◆ To do ◆
Print the listing in its entirety and exactly, leaving out images.

◆ Data entries ◆
########################################
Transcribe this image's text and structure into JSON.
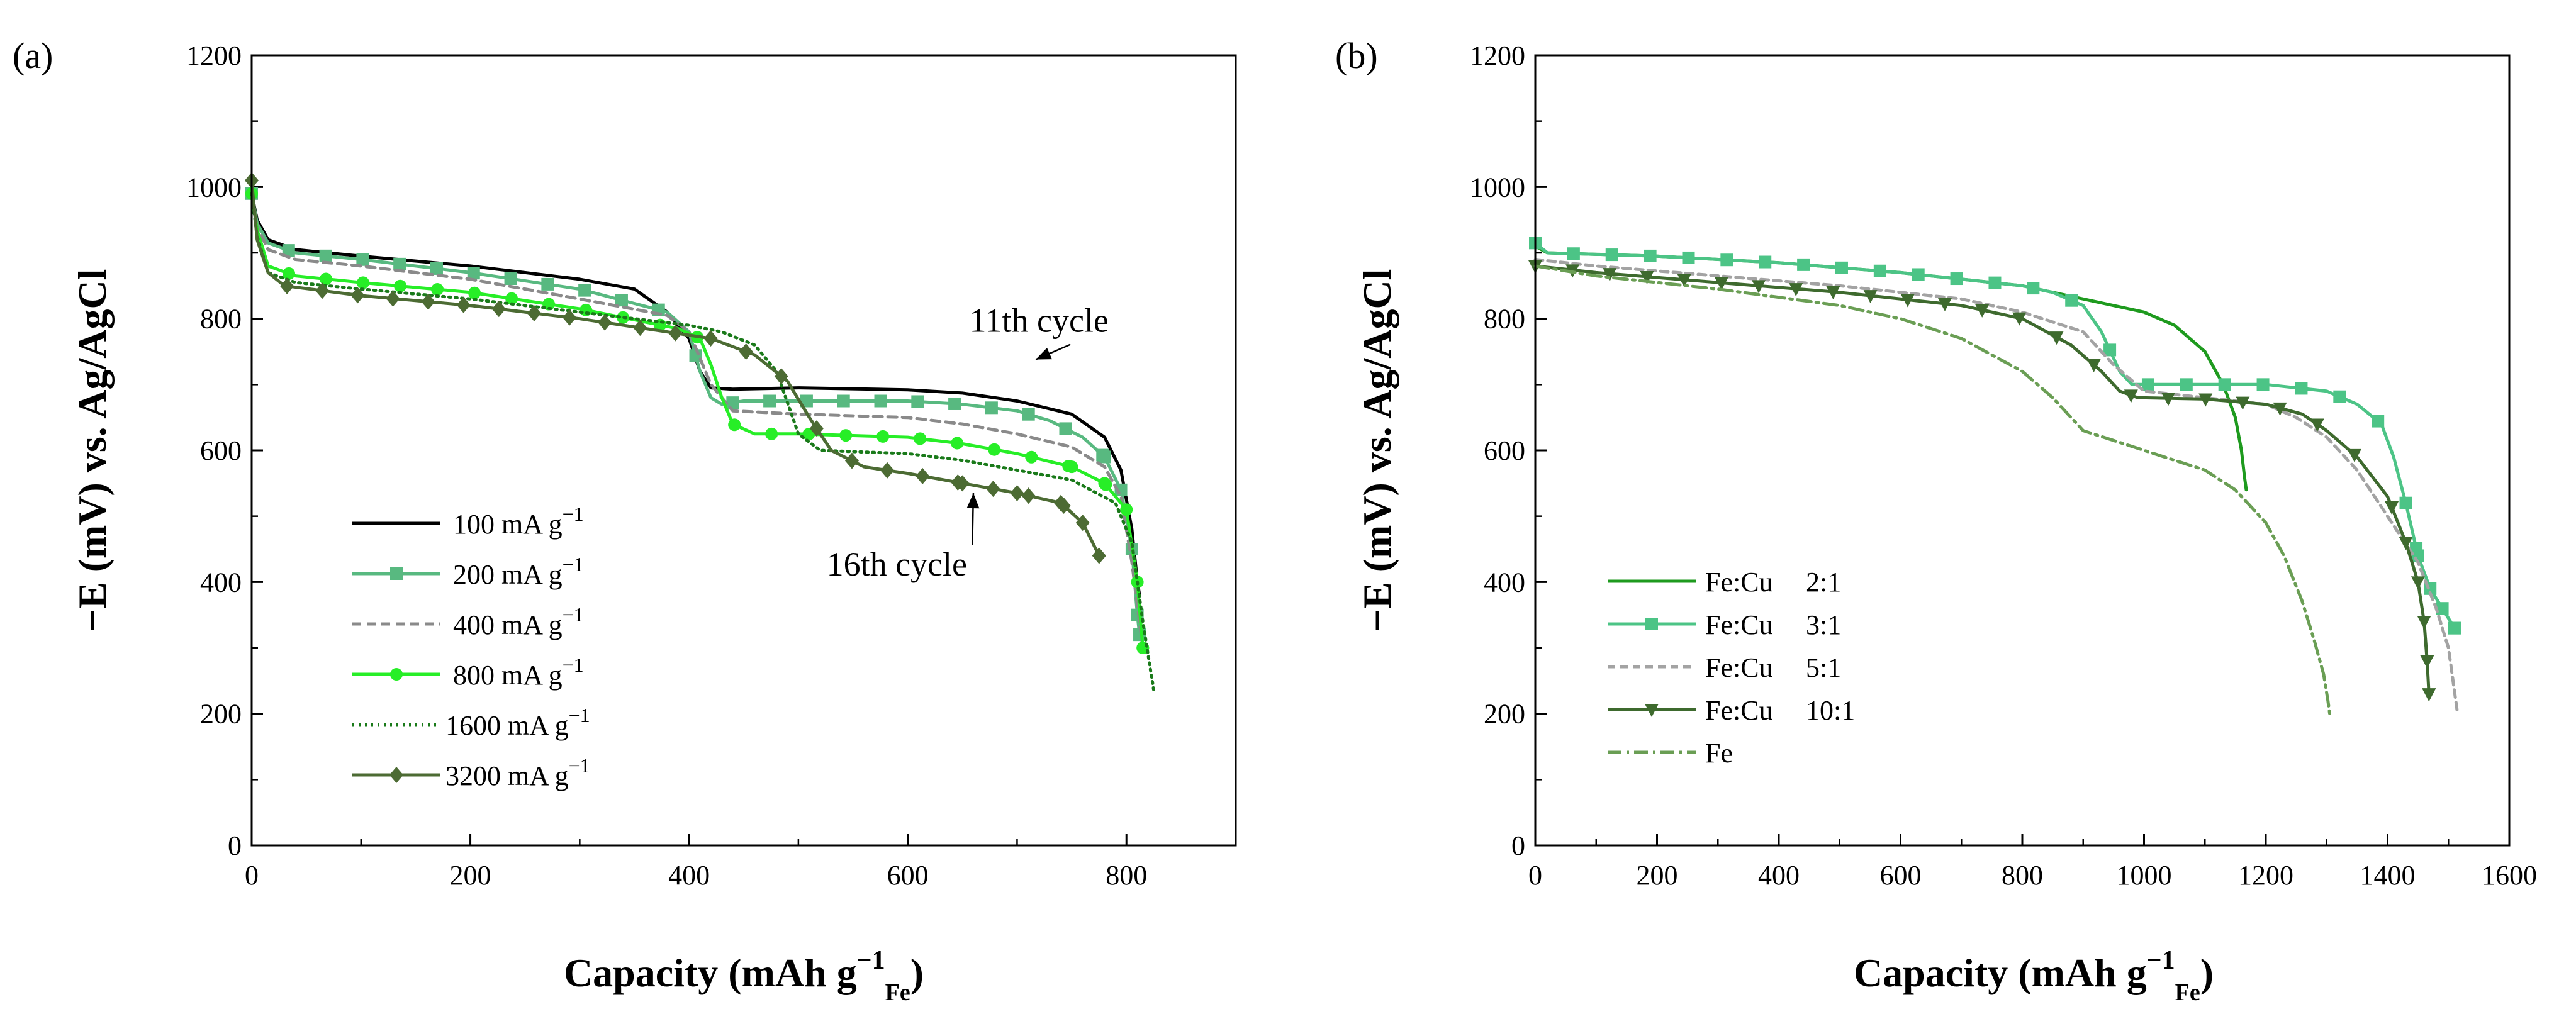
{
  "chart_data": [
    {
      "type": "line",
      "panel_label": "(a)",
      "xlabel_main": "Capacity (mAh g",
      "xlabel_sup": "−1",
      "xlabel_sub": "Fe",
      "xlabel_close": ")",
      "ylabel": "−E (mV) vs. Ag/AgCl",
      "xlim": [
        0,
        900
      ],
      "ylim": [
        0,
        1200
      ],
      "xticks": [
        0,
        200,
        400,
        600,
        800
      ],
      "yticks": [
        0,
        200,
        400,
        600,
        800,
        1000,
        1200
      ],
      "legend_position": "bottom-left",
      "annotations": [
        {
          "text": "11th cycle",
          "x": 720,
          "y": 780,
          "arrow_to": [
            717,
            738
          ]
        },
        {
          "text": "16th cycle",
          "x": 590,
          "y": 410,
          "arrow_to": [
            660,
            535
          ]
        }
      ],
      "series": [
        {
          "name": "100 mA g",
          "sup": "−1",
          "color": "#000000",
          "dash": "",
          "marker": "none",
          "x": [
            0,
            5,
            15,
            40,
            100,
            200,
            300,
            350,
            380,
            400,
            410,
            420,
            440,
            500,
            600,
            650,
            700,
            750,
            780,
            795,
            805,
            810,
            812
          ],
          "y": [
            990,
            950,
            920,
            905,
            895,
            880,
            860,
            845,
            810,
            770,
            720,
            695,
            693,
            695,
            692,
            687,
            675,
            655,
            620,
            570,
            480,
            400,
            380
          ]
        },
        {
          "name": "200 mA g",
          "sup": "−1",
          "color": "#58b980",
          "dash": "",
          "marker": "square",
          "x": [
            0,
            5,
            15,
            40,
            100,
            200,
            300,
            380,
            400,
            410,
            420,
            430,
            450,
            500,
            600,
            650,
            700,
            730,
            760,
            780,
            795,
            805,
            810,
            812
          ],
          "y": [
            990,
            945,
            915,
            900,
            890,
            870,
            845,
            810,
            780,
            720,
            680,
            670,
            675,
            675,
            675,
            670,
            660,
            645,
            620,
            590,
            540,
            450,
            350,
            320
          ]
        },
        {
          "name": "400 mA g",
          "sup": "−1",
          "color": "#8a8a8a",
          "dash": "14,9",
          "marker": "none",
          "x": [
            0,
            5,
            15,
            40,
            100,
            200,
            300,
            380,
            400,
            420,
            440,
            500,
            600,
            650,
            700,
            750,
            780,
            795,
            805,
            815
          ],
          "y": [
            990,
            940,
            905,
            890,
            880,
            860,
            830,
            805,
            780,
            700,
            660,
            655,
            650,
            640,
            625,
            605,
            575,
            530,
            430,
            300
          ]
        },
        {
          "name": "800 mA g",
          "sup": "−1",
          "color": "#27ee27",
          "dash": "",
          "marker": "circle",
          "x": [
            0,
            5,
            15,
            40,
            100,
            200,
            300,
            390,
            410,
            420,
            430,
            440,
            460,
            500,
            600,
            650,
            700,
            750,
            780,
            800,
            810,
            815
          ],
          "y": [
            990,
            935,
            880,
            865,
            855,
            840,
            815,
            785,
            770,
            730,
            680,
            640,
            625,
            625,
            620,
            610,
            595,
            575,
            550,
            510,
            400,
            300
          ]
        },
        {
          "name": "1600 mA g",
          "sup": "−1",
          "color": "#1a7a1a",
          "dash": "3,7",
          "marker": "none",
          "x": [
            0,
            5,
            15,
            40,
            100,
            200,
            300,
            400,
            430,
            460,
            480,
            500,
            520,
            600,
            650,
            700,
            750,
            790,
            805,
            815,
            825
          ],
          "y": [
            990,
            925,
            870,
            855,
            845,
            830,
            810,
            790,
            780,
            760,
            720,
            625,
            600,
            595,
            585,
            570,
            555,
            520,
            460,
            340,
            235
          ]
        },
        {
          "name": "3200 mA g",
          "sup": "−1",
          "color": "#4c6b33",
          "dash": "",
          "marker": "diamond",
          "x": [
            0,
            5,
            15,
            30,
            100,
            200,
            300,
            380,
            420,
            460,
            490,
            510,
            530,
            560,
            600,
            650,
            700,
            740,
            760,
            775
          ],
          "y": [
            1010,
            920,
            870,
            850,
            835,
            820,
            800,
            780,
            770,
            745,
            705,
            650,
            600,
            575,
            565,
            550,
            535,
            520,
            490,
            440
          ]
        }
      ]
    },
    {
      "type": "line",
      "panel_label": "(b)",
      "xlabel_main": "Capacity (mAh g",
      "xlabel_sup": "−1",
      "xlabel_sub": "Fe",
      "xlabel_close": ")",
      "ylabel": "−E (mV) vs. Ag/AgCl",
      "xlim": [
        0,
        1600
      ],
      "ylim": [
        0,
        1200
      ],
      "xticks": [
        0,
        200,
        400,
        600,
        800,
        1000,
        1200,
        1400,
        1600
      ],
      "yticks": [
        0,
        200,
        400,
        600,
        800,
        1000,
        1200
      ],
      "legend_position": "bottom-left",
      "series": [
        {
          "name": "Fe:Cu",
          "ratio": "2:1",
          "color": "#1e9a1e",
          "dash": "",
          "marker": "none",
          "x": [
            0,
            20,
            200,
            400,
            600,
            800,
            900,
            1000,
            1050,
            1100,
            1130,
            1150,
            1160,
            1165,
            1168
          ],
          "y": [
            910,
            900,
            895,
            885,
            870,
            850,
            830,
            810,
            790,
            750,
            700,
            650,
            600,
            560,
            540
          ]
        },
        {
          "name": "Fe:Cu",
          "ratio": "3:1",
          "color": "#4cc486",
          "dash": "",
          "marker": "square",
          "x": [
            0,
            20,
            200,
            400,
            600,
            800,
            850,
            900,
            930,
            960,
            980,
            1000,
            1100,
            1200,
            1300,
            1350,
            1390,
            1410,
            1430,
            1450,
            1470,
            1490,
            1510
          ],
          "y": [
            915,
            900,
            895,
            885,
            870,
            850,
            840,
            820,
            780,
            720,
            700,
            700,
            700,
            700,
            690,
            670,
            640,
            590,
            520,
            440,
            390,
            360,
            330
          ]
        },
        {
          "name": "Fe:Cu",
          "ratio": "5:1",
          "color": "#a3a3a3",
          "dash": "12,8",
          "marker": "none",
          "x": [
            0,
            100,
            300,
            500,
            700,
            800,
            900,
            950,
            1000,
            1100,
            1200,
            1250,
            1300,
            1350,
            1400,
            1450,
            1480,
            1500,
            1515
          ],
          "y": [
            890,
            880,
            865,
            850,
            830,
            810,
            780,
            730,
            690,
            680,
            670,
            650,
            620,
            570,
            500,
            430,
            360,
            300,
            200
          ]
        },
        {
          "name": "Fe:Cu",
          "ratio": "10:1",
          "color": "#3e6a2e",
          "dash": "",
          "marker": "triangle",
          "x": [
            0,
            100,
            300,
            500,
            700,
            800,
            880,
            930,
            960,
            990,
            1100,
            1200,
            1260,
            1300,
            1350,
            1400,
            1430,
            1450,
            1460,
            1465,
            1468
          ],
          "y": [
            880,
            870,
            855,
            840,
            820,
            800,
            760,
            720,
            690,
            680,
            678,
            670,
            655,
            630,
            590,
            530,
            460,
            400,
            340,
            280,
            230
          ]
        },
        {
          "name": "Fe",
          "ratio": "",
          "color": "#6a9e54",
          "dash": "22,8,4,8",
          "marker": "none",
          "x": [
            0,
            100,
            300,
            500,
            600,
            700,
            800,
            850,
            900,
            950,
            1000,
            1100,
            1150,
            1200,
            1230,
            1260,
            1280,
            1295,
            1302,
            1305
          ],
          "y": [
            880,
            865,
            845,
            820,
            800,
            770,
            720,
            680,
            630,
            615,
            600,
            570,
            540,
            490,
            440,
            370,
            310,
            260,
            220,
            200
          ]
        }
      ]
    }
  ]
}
########################################
◆ Output for this task ◆
Transcribe this image's text and structure into JSON.
{
  "chart_data": [
    {
      "type": "line",
      "panel_label": "(a)",
      "xlabel_main": "Capacity (mAh g",
      "xlabel_sup": "−1",
      "xlabel_sub": "Fe",
      "xlabel_close": ")",
      "ylabel": "−E (mV) vs. Ag/AgCl",
      "xlim": [
        0,
        900
      ],
      "ylim": [
        0,
        1200
      ],
      "xticks": [
        0,
        200,
        400,
        600,
        800
      ],
      "yticks": [
        0,
        200,
        400,
        600,
        800,
        1000,
        1200
      ],
      "legend_position": "bottom-left",
      "annotations": [
        {
          "text": "11th cycle",
          "x": 720,
          "y": 780,
          "arrow_to": [
            717,
            738
          ]
        },
        {
          "text": "16th cycle",
          "x": 590,
          "y": 410,
          "arrow_to": [
            660,
            535
          ]
        }
      ],
      "series": [
        {
          "name": "100 mA g",
          "sup": "−1",
          "color": "#000000",
          "dash": "",
          "marker": "none",
          "x": [
            0,
            5,
            15,
            40,
            100,
            200,
            300,
            350,
            380,
            400,
            410,
            420,
            440,
            500,
            600,
            650,
            700,
            750,
            780,
            795,
            805,
            810,
            812
          ],
          "y": [
            990,
            950,
            920,
            905,
            895,
            880,
            860,
            845,
            810,
            770,
            720,
            695,
            693,
            695,
            692,
            687,
            675,
            655,
            620,
            570,
            480,
            400,
            380
          ]
        },
        {
          "name": "200 mA g",
          "sup": "−1",
          "color": "#58b980",
          "dash": "",
          "marker": "square",
          "x": [
            0,
            5,
            15,
            40,
            100,
            200,
            300,
            380,
            400,
            410,
            420,
            430,
            450,
            500,
            600,
            650,
            700,
            730,
            760,
            780,
            795,
            805,
            810,
            812
          ],
          "y": [
            990,
            945,
            915,
            900,
            890,
            870,
            845,
            810,
            780,
            720,
            680,
            670,
            675,
            675,
            675,
            670,
            660,
            645,
            620,
            590,
            540,
            450,
            350,
            320
          ]
        },
        {
          "name": "400 mA g",
          "sup": "−1",
          "color": "#8a8a8a",
          "dash": "14,9",
          "marker": "none",
          "x": [
            0,
            5,
            15,
            40,
            100,
            200,
            300,
            380,
            400,
            420,
            440,
            500,
            600,
            650,
            700,
            750,
            780,
            795,
            805,
            815
          ],
          "y": [
            990,
            940,
            905,
            890,
            880,
            860,
            830,
            805,
            780,
            700,
            660,
            655,
            650,
            640,
            625,
            605,
            575,
            530,
            430,
            300
          ]
        },
        {
          "name": "800 mA g",
          "sup": "−1",
          "color": "#27ee27",
          "dash": "",
          "marker": "circle",
          "x": [
            0,
            5,
            15,
            40,
            100,
            200,
            300,
            390,
            410,
            420,
            430,
            440,
            460,
            500,
            600,
            650,
            700,
            750,
            780,
            800,
            810,
            815
          ],
          "y": [
            990,
            935,
            880,
            865,
            855,
            840,
            815,
            785,
            770,
            730,
            680,
            640,
            625,
            625,
            620,
            610,
            595,
            575,
            550,
            510,
            400,
            300
          ]
        },
        {
          "name": "1600 mA g",
          "sup": "−1",
          "color": "#1a7a1a",
          "dash": "3,7",
          "marker": "none",
          "x": [
            0,
            5,
            15,
            40,
            100,
            200,
            300,
            400,
            430,
            460,
            480,
            500,
            520,
            600,
            650,
            700,
            750,
            790,
            805,
            815,
            825
          ],
          "y": [
            990,
            925,
            870,
            855,
            845,
            830,
            810,
            790,
            780,
            760,
            720,
            625,
            600,
            595,
            585,
            570,
            555,
            520,
            460,
            340,
            235
          ]
        },
        {
          "name": "3200 mA g",
          "sup": "−1",
          "color": "#4c6b33",
          "dash": "",
          "marker": "diamond",
          "x": [
            0,
            5,
            15,
            30,
            100,
            200,
            300,
            380,
            420,
            460,
            490,
            510,
            530,
            560,
            600,
            650,
            700,
            740,
            760,
            775
          ],
          "y": [
            1010,
            920,
            870,
            850,
            835,
            820,
            800,
            780,
            770,
            745,
            705,
            650,
            600,
            575,
            565,
            550,
            535,
            520,
            490,
            440
          ]
        }
      ]
    },
    {
      "type": "line",
      "panel_label": "(b)",
      "xlabel_main": "Capacity (mAh g",
      "xlabel_sup": "−1",
      "xlabel_sub": "Fe",
      "xlabel_close": ")",
      "ylabel": "−E (mV) vs. Ag/AgCl",
      "xlim": [
        0,
        1600
      ],
      "ylim": [
        0,
        1200
      ],
      "xticks": [
        0,
        200,
        400,
        600,
        800,
        1000,
        1200,
        1400,
        1600
      ],
      "yticks": [
        0,
        200,
        400,
        600,
        800,
        1000,
        1200
      ],
      "legend_position": "bottom-left",
      "series": [
        {
          "name": "Fe:Cu",
          "ratio": "2:1",
          "color": "#1e9a1e",
          "dash": "",
          "marker": "none",
          "x": [
            0,
            20,
            200,
            400,
            600,
            800,
            900,
            1000,
            1050,
            1100,
            1130,
            1150,
            1160,
            1165,
            1168
          ],
          "y": [
            910,
            900,
            895,
            885,
            870,
            850,
            830,
            810,
            790,
            750,
            700,
            650,
            600,
            560,
            540
          ]
        },
        {
          "name": "Fe:Cu",
          "ratio": "3:1",
          "color": "#4cc486",
          "dash": "",
          "marker": "square",
          "x": [
            0,
            20,
            200,
            400,
            600,
            800,
            850,
            900,
            930,
            960,
            980,
            1000,
            1100,
            1200,
            1300,
            1350,
            1390,
            1410,
            1430,
            1450,
            1470,
            1490,
            1510
          ],
          "y": [
            915,
            900,
            895,
            885,
            870,
            850,
            840,
            820,
            780,
            720,
            700,
            700,
            700,
            700,
            690,
            670,
            640,
            590,
            520,
            440,
            390,
            360,
            330
          ]
        },
        {
          "name": "Fe:Cu",
          "ratio": "5:1",
          "color": "#a3a3a3",
          "dash": "12,8",
          "marker": "none",
          "x": [
            0,
            100,
            300,
            500,
            700,
            800,
            900,
            950,
            1000,
            1100,
            1200,
            1250,
            1300,
            1350,
            1400,
            1450,
            1480,
            1500,
            1515
          ],
          "y": [
            890,
            880,
            865,
            850,
            830,
            810,
            780,
            730,
            690,
            680,
            670,
            650,
            620,
            570,
            500,
            430,
            360,
            300,
            200
          ]
        },
        {
          "name": "Fe:Cu",
          "ratio": "10:1",
          "color": "#3e6a2e",
          "dash": "",
          "marker": "triangle",
          "x": [
            0,
            100,
            300,
            500,
            700,
            800,
            880,
            930,
            960,
            990,
            1100,
            1200,
            1260,
            1300,
            1350,
            1400,
            1430,
            1450,
            1460,
            1465,
            1468
          ],
          "y": [
            880,
            870,
            855,
            840,
            820,
            800,
            760,
            720,
            690,
            680,
            678,
            670,
            655,
            630,
            590,
            530,
            460,
            400,
            340,
            280,
            230
          ]
        },
        {
          "name": "Fe",
          "ratio": "",
          "color": "#6a9e54",
          "dash": "22,8,4,8",
          "marker": "none",
          "x": [
            0,
            100,
            300,
            500,
            600,
            700,
            800,
            850,
            900,
            950,
            1000,
            1100,
            1150,
            1200,
            1230,
            1260,
            1280,
            1295,
            1302,
            1305
          ],
          "y": [
            880,
            865,
            845,
            820,
            800,
            770,
            720,
            680,
            630,
            615,
            600,
            570,
            540,
            490,
            440,
            370,
            310,
            260,
            220,
            200
          ]
        }
      ]
    }
  ]
}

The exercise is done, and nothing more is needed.